### WHAT TO WORK ON
Answer with nothing except the number of lines that contain the word "name".

[Records excerpted from a collection]
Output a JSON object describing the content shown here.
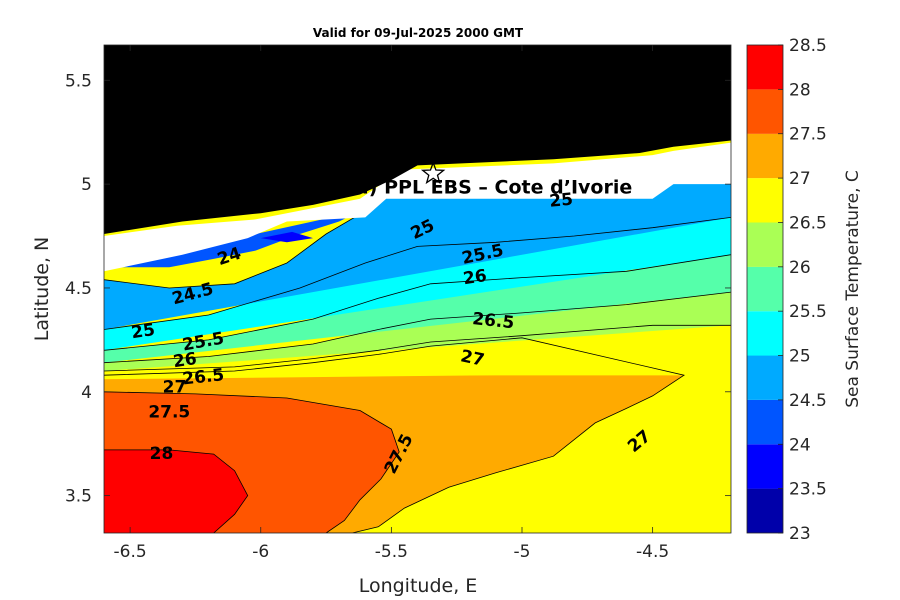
{
  "chart_data": {
    "type": "contour",
    "title": "Valid for 09-Jul-2025 2000 GMT",
    "xlabel": "Longitude, E",
    "ylabel": "Latitude, N",
    "xlim": [
      -6.6,
      -4.2
    ],
    "ylim": [
      3.32,
      5.67
    ],
    "xticks": [
      "-6.5",
      "-6",
      "-5.5",
      "-5",
      "-4.5"
    ],
    "xtick_values": [
      -6.5,
      -6,
      -5.5,
      -5,
      -4.5
    ],
    "yticks": [
      "3.5",
      "4",
      "4.5",
      "5",
      "5.5"
    ],
    "ytick_values": [
      3.5,
      4,
      4.5,
      5,
      5.5
    ],
    "colorbar": {
      "label": "Sea Surface Temperature, C",
      "ticks": [
        "23",
        "23.5",
        "24",
        "24.5",
        "25",
        "25.5",
        "26",
        "26.5",
        "27",
        "27.5",
        "28",
        "28.5"
      ],
      "levels": [
        23,
        23.5,
        24,
        24.5,
        25,
        25.5,
        26,
        26.5,
        27,
        27.5,
        28,
        28.5
      ],
      "colors": [
        "#0000aa",
        "#0000ff",
        "#0055ff",
        "#00aaff",
        "#00ffff",
        "#55ffaa",
        "#aaff55",
        "#ffff00",
        "#ffaa00",
        "#ff5500",
        "#ff0000"
      ]
    },
    "land_color": "#000000",
    "site": {
      "label": "A (ONHYM) PPL EBS  – Cote d’Ivorie",
      "lon": -5.34,
      "lat": 5.05,
      "marker": "star"
    },
    "contour_labels": [
      {
        "text": "24",
        "lon": -6.12,
        "lat": 4.65,
        "angle": -18
      },
      {
        "text": "24.5",
        "lon": -6.26,
        "lat": 4.47,
        "angle": -15
      },
      {
        "text": "25",
        "lon": -6.45,
        "lat": 4.29,
        "angle": -8
      },
      {
        "text": "25",
        "lon": -5.38,
        "lat": 4.78,
        "angle": -26
      },
      {
        "text": "25",
        "lon": -4.85,
        "lat": 4.92,
        "angle": -5
      },
      {
        "text": "25.5",
        "lon": -6.22,
        "lat": 4.24,
        "angle": -10
      },
      {
        "text": "25.5",
        "lon": -5.15,
        "lat": 4.66,
        "angle": -12
      },
      {
        "text": "26",
        "lon": -6.29,
        "lat": 4.15,
        "angle": -8
      },
      {
        "text": "26",
        "lon": -5.18,
        "lat": 4.55,
        "angle": -8
      },
      {
        "text": "26.5",
        "lon": -6.22,
        "lat": 4.07,
        "angle": -6
      },
      {
        "text": "26.5",
        "lon": -5.11,
        "lat": 4.34,
        "angle": 6
      },
      {
        "text": "27",
        "lon": -6.33,
        "lat": 4.02,
        "angle": 0
      },
      {
        "text": "27",
        "lon": -5.19,
        "lat": 4.16,
        "angle": 12
      },
      {
        "text": "27",
        "lon": -4.55,
        "lat": 3.76,
        "angle": -40
      },
      {
        "text": "27.5",
        "lon": -6.35,
        "lat": 3.9,
        "angle": 0
      },
      {
        "text": "27.5",
        "lon": -5.47,
        "lat": 3.7,
        "angle": -63
      },
      {
        "text": "28",
        "lon": -6.38,
        "lat": 3.7,
        "angle": 0
      }
    ],
    "regions": [
      {
        "name": "region-27-27.5",
        "level": 27,
        "lon": [
          -6.6,
          -5.1,
          -4.38,
          -4.5,
          -4.6,
          -4.72,
          -4.88,
          -5.1,
          -5.28,
          -5.45,
          -5.55,
          -5.65,
          -5.75,
          -6.6
        ],
        "lat": [
          4.06,
          4.08,
          4.08,
          3.98,
          3.92,
          3.85,
          3.69,
          3.61,
          3.54,
          3.44,
          3.35,
          3.32,
          3.32,
          3.32
        ]
      },
      {
        "name": "region-27.5-28",
        "level": 27.5,
        "lon": [
          -6.6,
          -6.25,
          -5.9,
          -5.62,
          -5.5,
          -5.47,
          -5.54,
          -5.62,
          -5.68,
          -5.75,
          -6.6
        ],
        "lat": [
          4.0,
          3.99,
          3.97,
          3.91,
          3.82,
          3.71,
          3.58,
          3.48,
          3.38,
          3.32,
          3.32
        ]
      },
      {
        "name": "region-28-28.5",
        "level": 28,
        "lon": [
          -6.6,
          -6.35,
          -6.18,
          -6.1,
          -6.05,
          -6.1,
          -6.18,
          -6.6
        ],
        "lat": [
          3.72,
          3.72,
          3.7,
          3.62,
          3.5,
          3.41,
          3.32,
          3.32
        ]
      },
      {
        "name": "region-26.5-27",
        "level": 26.5,
        "lon": [
          -6.6,
          -6.1,
          -5.8,
          -5.55,
          -5.35,
          -5.0,
          -4.5,
          -4.2,
          -4.2,
          -6.6
        ],
        "lat": [
          4.1,
          4.12,
          4.16,
          4.2,
          4.24,
          4.27,
          4.32,
          4.32,
          4.08,
          4.08
        ]
      },
      {
        "name": "region-26-26.5",
        "level": 26,
        "lon": [
          -6.6,
          -6.2,
          -5.8,
          -5.55,
          -5.35,
          -5.0,
          -4.6,
          -4.2,
          -4.2,
          -6.6
        ],
        "lat": [
          4.14,
          4.17,
          4.23,
          4.3,
          4.35,
          4.38,
          4.42,
          4.48,
          4.32,
          4.1
        ]
      },
      {
        "name": "region-25.5-26",
        "level": 25.5,
        "lon": [
          -6.6,
          -6.2,
          -5.8,
          -5.55,
          -5.35,
          -5.0,
          -4.6,
          -4.2,
          -4.2,
          -6.6
        ],
        "lat": [
          4.2,
          4.25,
          4.35,
          4.45,
          4.52,
          4.55,
          4.58,
          4.66,
          4.48,
          4.14
        ]
      },
      {
        "name": "region-25-25.5",
        "level": 25,
        "lon": [
          -6.6,
          -6.2,
          -5.85,
          -5.6,
          -5.4,
          -5.1,
          -4.8,
          -4.5,
          -4.2,
          -4.2,
          -6.6
        ],
        "lat": [
          4.3,
          4.37,
          4.5,
          4.62,
          4.7,
          4.72,
          4.75,
          4.79,
          4.84,
          4.66,
          4.2
        ]
      },
      {
        "name": "region-24.5-25",
        "level": 24.5,
        "lon": [
          -6.6,
          -6.35,
          -6.1,
          -5.9,
          -5.75,
          -5.6,
          -5.55,
          -4.95,
          -4.9,
          -4.2,
          -4.2,
          -6.6
        ],
        "lat": [
          4.54,
          4.5,
          4.52,
          4.62,
          4.76,
          4.87,
          4.96,
          4.97,
          5.07,
          5.07,
          4.84,
          4.3
        ]
      },
      {
        "name": "region-24-24.5",
        "level": 24,
        "lon": [
          -6.6,
          -6.35,
          -6.18,
          -6.02,
          -5.85,
          -5.7,
          -5.62,
          -6.6
        ],
        "lat": [
          4.6,
          4.6,
          4.64,
          4.68,
          4.76,
          4.82,
          4.87,
          4.6
        ]
      },
      {
        "name": "region-23.5-24",
        "level": 23.5,
        "lon": [
          -6.0,
          -5.88,
          -5.8,
          -5.9
        ],
        "lat": [
          4.74,
          4.77,
          4.74,
          4.72
        ]
      }
    ],
    "mask_region": {
      "lon": [
        -6.6,
        -6.32,
        -6.02,
        -5.82,
        -5.62,
        -5.55,
        -5.46,
        -4.88,
        -4.5,
        -4.42,
        -4.2,
        -4.2,
        -4.42,
        -4.5,
        -4.95,
        -5.3,
        -5.52,
        -5.6,
        -5.9,
        -6.05,
        -6.3,
        -6.6
      ],
      "lat": [
        4.75,
        4.8,
        4.83,
        4.88,
        4.93,
        4.99,
        5.07,
        5.1,
        5.14,
        5.16,
        5.2,
        5.0,
        5.0,
        4.93,
        4.93,
        4.93,
        4.93,
        4.84,
        4.82,
        4.74,
        4.66,
        4.58
      ]
    },
    "land_polygon": {
      "lon": [
        -6.6,
        -6.3,
        -6.0,
        -5.8,
        -5.62,
        -5.5,
        -5.4,
        -4.88,
        -4.55,
        -4.42,
        -4.2,
        -4.2,
        -6.6
      ],
      "lat": [
        4.76,
        4.82,
        4.86,
        4.9,
        4.95,
        5.02,
        5.09,
        5.12,
        5.15,
        5.18,
        5.21,
        5.67,
        5.67
      ]
    },
    "contours": [
      {
        "level": 27,
        "lon": [
          -6.6,
          -6.1,
          -5.8,
          -5.55,
          -5.35,
          -5.0,
          -4.38,
          -4.5,
          -4.6,
          -4.72,
          -4.88,
          -5.1,
          -5.28,
          -5.45,
          -5.55,
          -5.65,
          -5.75
        ],
        "lat": [
          4.08,
          4.1,
          4.14,
          4.18,
          4.22,
          4.26,
          4.08,
          3.98,
          3.92,
          3.85,
          3.69,
          3.61,
          3.54,
          3.44,
          3.35,
          3.32,
          3.32
        ]
      },
      {
        "level": 27.5,
        "lon": [
          -6.6,
          -6.25,
          -5.9,
          -5.62,
          -5.5,
          -5.47,
          -5.54,
          -5.62,
          -5.68,
          -5.75
        ],
        "lat": [
          4.0,
          3.99,
          3.97,
          3.91,
          3.82,
          3.71,
          3.58,
          3.48,
          3.38,
          3.32
        ]
      },
      {
        "level": 28,
        "lon": [
          -6.6,
          -6.35,
          -6.18,
          -6.1,
          -6.05,
          -6.1,
          -6.18
        ],
        "lat": [
          3.72,
          3.72,
          3.7,
          3.62,
          3.5,
          3.41,
          3.32
        ]
      },
      {
        "level": 26.5,
        "lon": [
          -6.6,
          -6.1,
          -5.8,
          -5.55,
          -5.35,
          -5.0,
          -4.5,
          -4.2
        ],
        "lat": [
          4.1,
          4.12,
          4.16,
          4.2,
          4.24,
          4.27,
          4.32,
          4.32
        ]
      },
      {
        "level": 26,
        "lon": [
          -6.6,
          -6.2,
          -5.8,
          -5.55,
          -5.35,
          -5.0,
          -4.6,
          -4.2
        ],
        "lat": [
          4.14,
          4.17,
          4.23,
          4.3,
          4.35,
          4.38,
          4.42,
          4.48
        ]
      },
      {
        "level": 25.5,
        "lon": [
          -6.6,
          -6.2,
          -5.8,
          -5.55,
          -5.35,
          -5.0,
          -4.6,
          -4.2
        ],
        "lat": [
          4.2,
          4.25,
          4.35,
          4.45,
          4.52,
          4.55,
          4.58,
          4.66
        ]
      },
      {
        "level": 25,
        "lon": [
          -6.6,
          -6.2,
          -5.85,
          -5.6,
          -5.4,
          -5.1,
          -4.8,
          -4.5,
          -4.2
        ],
        "lat": [
          4.3,
          4.37,
          4.5,
          4.62,
          4.7,
          4.72,
          4.75,
          4.79,
          4.84
        ]
      },
      {
        "level": 24.5,
        "lon": [
          -6.6,
          -6.35,
          -6.1,
          -5.9,
          -5.75,
          -5.6,
          -5.55
        ],
        "lat": [
          4.54,
          4.5,
          4.52,
          4.62,
          4.76,
          4.87,
          4.96
        ]
      }
    ]
  }
}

### REPLY TO THE EXERCISE
10